-------- GIVEN DATA
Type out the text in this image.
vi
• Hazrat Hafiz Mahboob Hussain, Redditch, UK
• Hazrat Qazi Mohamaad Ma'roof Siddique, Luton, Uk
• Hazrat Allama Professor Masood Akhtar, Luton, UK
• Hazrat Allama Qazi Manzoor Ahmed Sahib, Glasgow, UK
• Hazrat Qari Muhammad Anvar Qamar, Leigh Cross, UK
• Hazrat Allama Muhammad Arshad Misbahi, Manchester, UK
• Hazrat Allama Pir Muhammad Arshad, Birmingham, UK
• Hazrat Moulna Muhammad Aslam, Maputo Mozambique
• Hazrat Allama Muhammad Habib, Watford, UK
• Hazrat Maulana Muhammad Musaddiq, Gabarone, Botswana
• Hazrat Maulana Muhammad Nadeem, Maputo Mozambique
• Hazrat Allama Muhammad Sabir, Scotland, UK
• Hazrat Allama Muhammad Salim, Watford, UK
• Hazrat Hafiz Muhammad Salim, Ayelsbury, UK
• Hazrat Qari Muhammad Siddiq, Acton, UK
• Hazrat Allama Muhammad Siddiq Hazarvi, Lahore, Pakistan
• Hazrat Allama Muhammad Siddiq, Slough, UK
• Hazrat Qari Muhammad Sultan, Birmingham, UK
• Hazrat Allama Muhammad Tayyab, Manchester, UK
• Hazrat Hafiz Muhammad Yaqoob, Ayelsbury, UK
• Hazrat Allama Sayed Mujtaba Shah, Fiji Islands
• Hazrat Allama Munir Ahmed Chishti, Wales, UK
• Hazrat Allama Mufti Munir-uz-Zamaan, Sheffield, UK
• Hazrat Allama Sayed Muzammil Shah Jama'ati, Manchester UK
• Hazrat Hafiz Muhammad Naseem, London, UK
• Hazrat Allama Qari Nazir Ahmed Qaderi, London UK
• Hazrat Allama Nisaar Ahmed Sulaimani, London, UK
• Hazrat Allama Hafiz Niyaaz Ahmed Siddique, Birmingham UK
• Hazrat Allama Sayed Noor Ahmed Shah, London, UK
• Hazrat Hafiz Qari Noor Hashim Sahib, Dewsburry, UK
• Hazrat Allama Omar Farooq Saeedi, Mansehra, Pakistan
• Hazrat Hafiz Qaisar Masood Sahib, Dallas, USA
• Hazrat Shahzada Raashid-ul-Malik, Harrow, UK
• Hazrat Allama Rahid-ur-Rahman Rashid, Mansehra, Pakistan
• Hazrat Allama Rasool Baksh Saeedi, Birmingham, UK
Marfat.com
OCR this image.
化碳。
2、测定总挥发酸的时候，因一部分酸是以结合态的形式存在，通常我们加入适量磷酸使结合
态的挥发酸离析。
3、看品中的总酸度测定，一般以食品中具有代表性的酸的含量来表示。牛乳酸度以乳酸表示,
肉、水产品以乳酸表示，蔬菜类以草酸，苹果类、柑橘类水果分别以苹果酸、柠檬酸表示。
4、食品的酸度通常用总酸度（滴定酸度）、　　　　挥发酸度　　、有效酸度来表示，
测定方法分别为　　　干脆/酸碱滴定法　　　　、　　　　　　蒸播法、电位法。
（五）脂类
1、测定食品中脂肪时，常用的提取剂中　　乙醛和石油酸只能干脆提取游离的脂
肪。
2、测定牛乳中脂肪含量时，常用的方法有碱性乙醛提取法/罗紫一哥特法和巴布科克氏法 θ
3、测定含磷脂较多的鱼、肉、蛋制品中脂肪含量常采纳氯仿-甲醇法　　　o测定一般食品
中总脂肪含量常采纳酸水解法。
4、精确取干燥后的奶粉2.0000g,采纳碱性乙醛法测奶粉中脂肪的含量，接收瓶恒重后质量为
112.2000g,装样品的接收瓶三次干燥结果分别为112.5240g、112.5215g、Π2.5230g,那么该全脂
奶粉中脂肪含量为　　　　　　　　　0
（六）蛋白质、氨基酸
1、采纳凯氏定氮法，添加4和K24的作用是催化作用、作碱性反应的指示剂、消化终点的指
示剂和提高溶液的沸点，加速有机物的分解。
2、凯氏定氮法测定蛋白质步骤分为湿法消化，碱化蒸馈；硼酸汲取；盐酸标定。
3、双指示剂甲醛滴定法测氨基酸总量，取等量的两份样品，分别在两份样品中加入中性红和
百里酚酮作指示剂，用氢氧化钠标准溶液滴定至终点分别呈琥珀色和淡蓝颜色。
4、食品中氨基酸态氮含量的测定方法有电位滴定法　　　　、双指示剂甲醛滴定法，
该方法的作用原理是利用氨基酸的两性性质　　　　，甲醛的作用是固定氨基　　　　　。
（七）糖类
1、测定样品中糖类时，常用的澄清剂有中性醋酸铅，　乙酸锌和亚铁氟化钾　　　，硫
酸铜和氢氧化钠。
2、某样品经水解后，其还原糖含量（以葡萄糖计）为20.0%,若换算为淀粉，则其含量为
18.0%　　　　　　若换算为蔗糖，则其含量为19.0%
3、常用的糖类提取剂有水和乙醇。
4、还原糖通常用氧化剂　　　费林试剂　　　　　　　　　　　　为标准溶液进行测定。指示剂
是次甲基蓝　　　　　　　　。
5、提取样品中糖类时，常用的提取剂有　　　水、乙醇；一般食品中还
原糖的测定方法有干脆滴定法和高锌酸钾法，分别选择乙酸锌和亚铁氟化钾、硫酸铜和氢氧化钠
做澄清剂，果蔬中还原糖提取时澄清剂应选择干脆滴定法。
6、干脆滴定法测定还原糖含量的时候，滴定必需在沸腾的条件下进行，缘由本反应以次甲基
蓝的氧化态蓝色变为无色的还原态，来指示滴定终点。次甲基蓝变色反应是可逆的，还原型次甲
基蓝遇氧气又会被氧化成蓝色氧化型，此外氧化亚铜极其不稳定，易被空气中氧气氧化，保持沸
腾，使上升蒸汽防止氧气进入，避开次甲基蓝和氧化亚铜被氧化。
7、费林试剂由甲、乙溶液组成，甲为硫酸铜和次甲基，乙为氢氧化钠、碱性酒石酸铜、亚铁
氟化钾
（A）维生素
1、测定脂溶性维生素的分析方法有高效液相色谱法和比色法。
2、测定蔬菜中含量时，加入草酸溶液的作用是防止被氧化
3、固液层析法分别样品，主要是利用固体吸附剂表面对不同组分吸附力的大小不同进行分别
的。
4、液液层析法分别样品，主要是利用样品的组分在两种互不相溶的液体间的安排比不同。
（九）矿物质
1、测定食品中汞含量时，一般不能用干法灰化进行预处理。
----------------
** EXERCISE OBJECTIVE **
Return every line of the material exactly.

** EXERCISE SOLUTION **
Type out the text in this image.
vi
• Hazrat Hafiz Mahboob Hussain, Redditch, UK
• Hazrat Qazi Mohamaad Ma'roof Siddique, Luton, Uk
• Hazrat Allama Professor Masood Akhtar, Luton, UK
• Hazrat Allama Qazi Manzoor Ahmed Sahib, Glasgow, UK
• Hazrat Qari Muhammad Anvar Qamar, Leigh Cross, UK
• Hazrat Allama Muhammad Arshad Misbahi, Manchester, UK
• Hazrat Allama Pir Muhammad Arshad, Birmingham, UK
• Hazrat Moulna Muhammad Aslam, Maputo Mozambique
• Hazrat Allama Muhammad Habib, Watford, UK
• Hazrat Maulana Muhammad Musaddiq, Gabarone, Botswana
• Hazrat Maulana Muhammad Nadeem, Maputo Mozambique
• Hazrat Allama Muhammad Sabir, Scotland, UK
• Hazrat Allama Muhammad Salim, Watford, UK
• Hazrat Hafiz Muhammad Salim, Ayelsbury, UK
• Hazrat Qari Muhammad Siddiq, Acton, UK
• Hazrat Allama Muhammad Siddiq Hazarvi, Lahore, Pakistan
• Hazrat Allama Muhammad Siddiq, Slough, UK
• Hazrat Qari Muhammad Sultan, Birmingham, UK
• Hazrat Allama Muhammad Tayyab, Manchester, UK
• Hazrat Hafiz Muhammad Yaqoob, Ayelsbury, UK
• Hazrat Allama Sayed Mujtaba Shah, Fiji Islands
• Hazrat Allama Munir Ahmed Chishti, Wales, UK
• Hazrat Allama Mufti Munir-uz-Zamaan, Sheffield, UK
• Hazrat Allama Sayed Muzammil Shah Jama'ati, Manchester UK
• Hazrat Hafiz Muhammad Naseem, London, UK
• Hazrat Allama Qari Nazir Ahmed Qaderi, London UK
• Hazrat Allama Nisaar Ahmed Sulaimani, London, UK
• Hazrat Allama Hafiz Niyaaz Ahmed Siddique, Birmingham UK
• Hazrat Allama Sayed Noor Ahmed Shah, London, UK
• Hazrat Hafiz Qari Noor Hashim Sahib, Dewsburry, UK
• Hazrat Allama Omar Farooq Saeedi, Mansehra, Pakistan
• Hazrat Hafiz Qaisar Masood Sahib, Dallas, USA
• Hazrat Shahzada Raashid-ul-Malik, Harrow, UK
• Hazrat Allama Rahid-ur-Rahman Rashid, Mansehra, Pakistan
• Hazrat Allama Rasool Baksh Saeedi, Birmingham, UK
Marfat.com
OCR this image.
化碳。
2、测定总挥发酸的时候，因一部分酸是以结合态的形式存在，通常我们加入适量磷酸使结合
态的挥发酸离析。
3、看品中的总酸度测定，一般以食品中具有代表性的酸的含量来表示。牛乳酸度以乳酸表示,
肉、水产品以乳酸表示，蔬菜类以草酸，苹果类、柑橘类水果分别以苹果酸、柠檬酸表示。
4、食品的酸度通常用总酸度（滴定酸度）、　　　　挥发酸度　　、有效酸度来表示，
测定方法分别为　　　干脆/酸碱滴定法　　　　、　　　　　　蒸播法、电位法。
（五）脂类
1、测定食品中脂肪时，常用的提取剂中　　乙醛和石油酸只能干脆提取游离的脂
肪。
2、测定牛乳中脂肪含量时，常用的方法有碱性乙醛提取法/罗紫一哥特法和巴布科克氏法 θ
3、测定含磷脂较多的鱼、肉、蛋制品中脂肪含量常采纳氯仿-甲醇法　　　o测定一般食品
中总脂肪含量常采纳酸水解法。
4、精确取干燥后的奶粉2.0000g,采纳碱性乙醛法测奶粉中脂肪的含量，接收瓶恒重后质量为
112.2000g,装样品的接收瓶三次干燥结果分别为112.5240g、112.5215g、Π2.5230g,那么该全脂
奶粉中脂肪含量为　　　　　　　　　0
（六）蛋白质、氨基酸
1、采纳凯氏定氮法，添加4和K24的作用是催化作用、作碱性反应的指示剂、消化终点的指
示剂和提高溶液的沸点，加速有机物的分解。
2、凯氏定氮法测定蛋白质步骤分为湿法消化，碱化蒸馈；硼酸汲取；盐酸标定。
3、双指示剂甲醛滴定法测氨基酸总量，取等量的两份样品，分别在两份样品中加入中性红和
百里酚酮作指示剂，用氢氧化钠标准溶液滴定至终点分别呈琥珀色和淡蓝颜色。
4、食品中氨基酸态氮含量的测定方法有电位滴定法　　　　、双指示剂甲醛滴定法，
该方法的作用原理是利用氨基酸的两性性质　　　　，甲醛的作用是固定氨基　　　　　。
（七）糖类
1、测定样品中糖类时，常用的澄清剂有中性醋酸铅，　乙酸锌和亚铁氟化钾　　　，硫
酸铜和氢氧化钠。
2、某样品经水解后，其还原糖含量（以葡萄糖计）为20.0%,若换算为淀粉，则其含量为
18.0%　　　　　　若换算为蔗糖，则其含量为19.0%
3、常用的糖类提取剂有水和乙醇。
4、还原糖通常用氧化剂　　　费林试剂　　　　　　　　　　　　为标准溶液进行测定。指示剂
是次甲基蓝　　　　　　　　。
5、提取样品中糖类时，常用的提取剂有　　　水、乙醇；一般食品中还
原糖的测定方法有干脆滴定法和高锌酸钾法，分别选择乙酸锌和亚铁氟化钾、硫酸铜和氢氧化钠
做澄清剂，果蔬中还原糖提取时澄清剂应选择干脆滴定法。
6、干脆滴定法测定还原糖含量的时候，滴定必需在沸腾的条件下进行，缘由本反应以次甲基
蓝的氧化态蓝色变为无色的还原态，来指示滴定终点。次甲基蓝变色反应是可逆的，还原型次甲
基蓝遇氧气又会被氧化成蓝色氧化型，此外氧化亚铜极其不稳定，易被空气中氧气氧化，保持沸
腾，使上升蒸汽防止氧气进入，避开次甲基蓝和氧化亚铜被氧化。
7、费林试剂由甲、乙溶液组成，甲为硫酸铜和次甲基，乙为氢氧化钠、碱性酒石酸铜、亚铁
氟化钾
（A）维生素
1、测定脂溶性维生素的分析方法有高效液相色谱法和比色法。
2、测定蔬菜中含量时，加入草酸溶液的作用是防止被氧化
3、固液层析法分别样品，主要是利用固体吸附剂表面对不同组分吸附力的大小不同进行分别
的。
4、液液层析法分别样品，主要是利用样品的组分在两种互不相溶的液体间的安排比不同。
（九）矿物质
1、测定食品中汞含量时，一般不能用干法灰化进行预处理。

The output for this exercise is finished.